(WHAT TO DO)
Quote, without change, all of the lines that follow.
[Start DATA LINES]
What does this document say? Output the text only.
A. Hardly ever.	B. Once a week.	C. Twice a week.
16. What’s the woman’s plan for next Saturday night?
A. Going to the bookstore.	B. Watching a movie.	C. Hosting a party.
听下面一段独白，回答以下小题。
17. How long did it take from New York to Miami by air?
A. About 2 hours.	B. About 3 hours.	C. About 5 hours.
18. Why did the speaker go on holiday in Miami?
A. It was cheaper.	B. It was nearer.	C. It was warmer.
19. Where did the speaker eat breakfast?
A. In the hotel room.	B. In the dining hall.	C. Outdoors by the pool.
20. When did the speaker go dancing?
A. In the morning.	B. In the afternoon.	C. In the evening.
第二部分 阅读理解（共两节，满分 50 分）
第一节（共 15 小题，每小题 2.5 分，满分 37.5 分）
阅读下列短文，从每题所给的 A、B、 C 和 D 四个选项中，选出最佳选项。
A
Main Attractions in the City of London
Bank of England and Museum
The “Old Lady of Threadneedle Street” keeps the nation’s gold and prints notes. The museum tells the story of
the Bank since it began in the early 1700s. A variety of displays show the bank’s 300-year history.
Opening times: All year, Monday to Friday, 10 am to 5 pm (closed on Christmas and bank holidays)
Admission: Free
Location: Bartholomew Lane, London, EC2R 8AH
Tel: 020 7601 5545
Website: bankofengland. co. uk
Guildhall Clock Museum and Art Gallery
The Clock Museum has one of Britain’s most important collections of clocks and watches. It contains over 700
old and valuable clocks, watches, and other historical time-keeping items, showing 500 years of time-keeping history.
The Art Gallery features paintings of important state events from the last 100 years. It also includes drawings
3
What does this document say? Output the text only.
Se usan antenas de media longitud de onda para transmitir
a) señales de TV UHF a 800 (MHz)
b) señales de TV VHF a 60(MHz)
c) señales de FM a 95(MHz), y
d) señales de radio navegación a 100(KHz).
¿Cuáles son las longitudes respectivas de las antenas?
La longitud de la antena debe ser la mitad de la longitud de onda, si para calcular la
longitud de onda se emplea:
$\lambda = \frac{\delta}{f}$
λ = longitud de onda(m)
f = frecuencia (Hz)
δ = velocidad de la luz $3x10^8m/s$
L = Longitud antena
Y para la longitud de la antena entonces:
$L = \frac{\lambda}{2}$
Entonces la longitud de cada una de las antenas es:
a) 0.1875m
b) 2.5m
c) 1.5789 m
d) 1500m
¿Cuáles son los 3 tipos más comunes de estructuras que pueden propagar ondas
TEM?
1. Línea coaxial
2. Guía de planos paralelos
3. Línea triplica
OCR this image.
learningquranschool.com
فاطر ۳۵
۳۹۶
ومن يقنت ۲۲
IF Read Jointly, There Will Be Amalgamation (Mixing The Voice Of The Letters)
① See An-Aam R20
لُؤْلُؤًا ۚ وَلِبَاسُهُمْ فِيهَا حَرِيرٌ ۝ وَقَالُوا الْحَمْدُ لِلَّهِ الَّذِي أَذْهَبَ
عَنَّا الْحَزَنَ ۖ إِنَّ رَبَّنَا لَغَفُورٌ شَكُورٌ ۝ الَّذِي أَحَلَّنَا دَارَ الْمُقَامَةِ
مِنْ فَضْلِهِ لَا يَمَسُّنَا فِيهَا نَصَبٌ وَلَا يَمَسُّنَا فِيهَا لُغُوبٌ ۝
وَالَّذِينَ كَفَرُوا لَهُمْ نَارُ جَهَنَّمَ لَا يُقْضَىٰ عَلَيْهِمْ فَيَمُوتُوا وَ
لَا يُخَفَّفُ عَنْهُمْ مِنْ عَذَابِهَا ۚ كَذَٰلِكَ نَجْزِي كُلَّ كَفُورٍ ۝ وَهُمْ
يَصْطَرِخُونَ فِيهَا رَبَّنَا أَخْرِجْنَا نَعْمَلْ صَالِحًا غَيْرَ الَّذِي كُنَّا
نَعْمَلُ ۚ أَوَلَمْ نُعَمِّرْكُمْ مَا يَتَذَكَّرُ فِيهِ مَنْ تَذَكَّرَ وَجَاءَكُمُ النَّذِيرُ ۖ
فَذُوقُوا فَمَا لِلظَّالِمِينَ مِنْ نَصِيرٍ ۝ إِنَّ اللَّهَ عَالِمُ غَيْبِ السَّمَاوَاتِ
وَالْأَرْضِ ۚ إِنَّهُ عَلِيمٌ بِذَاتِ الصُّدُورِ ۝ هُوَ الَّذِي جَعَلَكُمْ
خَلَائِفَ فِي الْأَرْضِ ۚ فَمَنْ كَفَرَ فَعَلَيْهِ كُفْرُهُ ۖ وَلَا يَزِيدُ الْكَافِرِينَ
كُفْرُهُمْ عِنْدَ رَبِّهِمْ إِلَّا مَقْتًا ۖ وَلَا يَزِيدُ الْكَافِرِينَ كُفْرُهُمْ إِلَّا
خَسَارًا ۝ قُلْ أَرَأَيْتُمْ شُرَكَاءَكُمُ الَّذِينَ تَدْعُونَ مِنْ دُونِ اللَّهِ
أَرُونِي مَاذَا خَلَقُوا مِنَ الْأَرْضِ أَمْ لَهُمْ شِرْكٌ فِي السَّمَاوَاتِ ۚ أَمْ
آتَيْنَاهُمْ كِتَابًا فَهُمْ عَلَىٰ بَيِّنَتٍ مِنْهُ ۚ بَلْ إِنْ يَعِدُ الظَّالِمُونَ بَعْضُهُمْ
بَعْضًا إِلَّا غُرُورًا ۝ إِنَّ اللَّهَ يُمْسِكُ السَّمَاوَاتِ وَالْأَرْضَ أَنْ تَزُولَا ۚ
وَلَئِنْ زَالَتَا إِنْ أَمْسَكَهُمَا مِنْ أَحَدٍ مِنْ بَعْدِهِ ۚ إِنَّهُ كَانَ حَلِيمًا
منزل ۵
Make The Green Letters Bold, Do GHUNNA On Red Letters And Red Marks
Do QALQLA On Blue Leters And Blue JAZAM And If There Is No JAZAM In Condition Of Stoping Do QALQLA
[End DATA LINES]
(ANSWER TO THIS EXERCISE)
What does this document say? Output the text only.
A. Hardly ever.	B. Once a week.	C. Twice a week.
16. What’s the woman’s plan for next Saturday night?
A. Going to the bookstore.	B. Watching a movie.	C. Hosting a party.
听下面一段独白，回答以下小题。
17. How long did it take from New York to Miami by air?
A. About 2 hours.	B. About 3 hours.	C. About 5 hours.
18. Why did the speaker go on holiday in Miami?
A. It was cheaper.	B. It was nearer.	C. It was warmer.
19. Where did the speaker eat breakfast?
A. In the hotel room.	B. In the dining hall.	C. Outdoors by the pool.
20. When did the speaker go dancing?
A. In the morning.	B. In the afternoon.	C. In the evening.
第二部分 阅读理解（共两节，满分 50 分）
第一节（共 15 小题，每小题 2.5 分，满分 37.5 分）
阅读下列短文，从每题所给的 A、B、 C 和 D 四个选项中，选出最佳选项。
A
Main Attractions in the City of London
Bank of England and Museum
The “Old Lady of Threadneedle Street” keeps the nation’s gold and prints notes. The museum tells the story of
the Bank since it began in the early 1700s. A variety of displays show the bank’s 300-year history.
Opening times: All year, Monday to Friday, 10 am to 5 pm (closed on Christmas and bank holidays)
Admission: Free
Location: Bartholomew Lane, London, EC2R 8AH
Tel: 020 7601 5545
Website: bankofengland. co. uk
Guildhall Clock Museum and Art Gallery
The Clock Museum has one of Britain’s most important collections of clocks and watches. It contains over 700
old and valuable clocks, watches, and other historical time-keeping items, showing 500 years of time-keeping history.
The Art Gallery features paintings of important state events from the last 100 years. It also includes drawings
3
What does this document say? Output the text only.
Se usan antenas de media longitud de onda para transmitir
a) señales de TV UHF a 800 (MHz)
b) señales de TV VHF a 60(MHz)
c) señales de FM a 95(MHz), y
d) señales de radio navegación a 100(KHz).
¿Cuáles son las longitudes respectivas de las antenas?
La longitud de la antena debe ser la mitad de la longitud de onda, si para calcular la
longitud de onda se emplea:
$\lambda = \frac{\delta}{f}$
λ = longitud de onda(m)
f = frecuencia (Hz)
δ = velocidad de la luz $3x10^8m/s$
L = Longitud antena
Y para la longitud de la antena entonces:
$L = \frac{\lambda}{2}$
Entonces la longitud de cada una de las antenas es:
a) 0.1875m
b) 2.5m
c) 1.5789 m
d) 1500m
¿Cuáles son los 3 tipos más comunes de estructuras que pueden propagar ondas
TEM?
1. Línea coaxial
2. Guía de planos paralelos
3. Línea triplica
OCR this image.
learningquranschool.com
فاطر ۳۵
۳۹۶
ومن يقنت ۲۲
IF Read Jointly, There Will Be Amalgamation (Mixing The Voice Of The Letters)
① See An-Aam R20
لُؤْلُؤًا ۚ وَلِبَاسُهُمْ فِيهَا حَرِيرٌ ۝ وَقَالُوا الْحَمْدُ لِلَّهِ الَّذِي أَذْهَبَ
عَنَّا الْحَزَنَ ۖ إِنَّ رَبَّنَا لَغَفُورٌ شَكُورٌ ۝ الَّذِي أَحَلَّنَا دَارَ الْمُقَامَةِ
مِنْ فَضْلِهِ لَا يَمَسُّنَا فِيهَا نَصَبٌ وَلَا يَمَسُّنَا فِيهَا لُغُوبٌ ۝
وَالَّذِينَ كَفَرُوا لَهُمْ نَارُ جَهَنَّمَ لَا يُقْضَىٰ عَلَيْهِمْ فَيَمُوتُوا وَ
لَا يُخَفَّفُ عَنْهُمْ مِنْ عَذَابِهَا ۚ كَذَٰلِكَ نَجْزِي كُلَّ كَفُورٍ ۝ وَهُمْ
يَصْطَرِخُونَ فِيهَا رَبَّنَا أَخْرِجْنَا نَعْمَلْ صَالِحًا غَيْرَ الَّذِي كُنَّا
نَعْمَلُ ۚ أَوَلَمْ نُعَمِّرْكُمْ مَا يَتَذَكَّرُ فِيهِ مَنْ تَذَكَّرَ وَجَاءَكُمُ النَّذِيرُ ۖ
فَذُوقُوا فَمَا لِلظَّالِمِينَ مِنْ نَصِيرٍ ۝ إِنَّ اللَّهَ عَالِمُ غَيْبِ السَّمَاوَاتِ
وَالْأَرْضِ ۚ إِنَّهُ عَلِيمٌ بِذَاتِ الصُّدُورِ ۝ هُوَ الَّذِي جَعَلَكُمْ
خَلَائِفَ فِي الْأَرْضِ ۚ فَمَنْ كَفَرَ فَعَلَيْهِ كُفْرُهُ ۖ وَلَا يَزِيدُ الْكَافِرِينَ
كُفْرُهُمْ عِنْدَ رَبِّهِمْ إِلَّا مَقْتًا ۖ وَلَا يَزِيدُ الْكَافِرِينَ كُفْرُهُمْ إِلَّا
خَسَارًا ۝ قُلْ أَرَأَيْتُمْ شُرَكَاءَكُمُ الَّذِينَ تَدْعُونَ مِنْ دُونِ اللَّهِ
أَرُونِي مَاذَا خَلَقُوا مِنَ الْأَرْضِ أَمْ لَهُمْ شِرْكٌ فِي السَّمَاوَاتِ ۚ أَمْ
آتَيْنَاهُمْ كِتَابًا فَهُمْ عَلَىٰ بَيِّنَتٍ مِنْهُ ۚ بَلْ إِنْ يَعِدُ الظَّالِمُونَ بَعْضُهُمْ
بَعْضًا إِلَّا غُرُورًا ۝ إِنَّ اللَّهَ يُمْسِكُ السَّمَاوَاتِ وَالْأَرْضَ أَنْ تَزُولَا ۚ
وَلَئِنْ زَالَتَا إِنْ أَمْسَكَهُمَا مِنْ أَحَدٍ مِنْ بَعْدِهِ ۚ إِنَّهُ كَانَ حَلِيمًا
منزل ۵
Make The Green Letters Bold, Do GHUNNA On Red Letters And Red Marks
Do QALQLA On Blue Leters And Blue JAZAM And If There Is No JAZAM In Condition Of Stoping Do QALQLA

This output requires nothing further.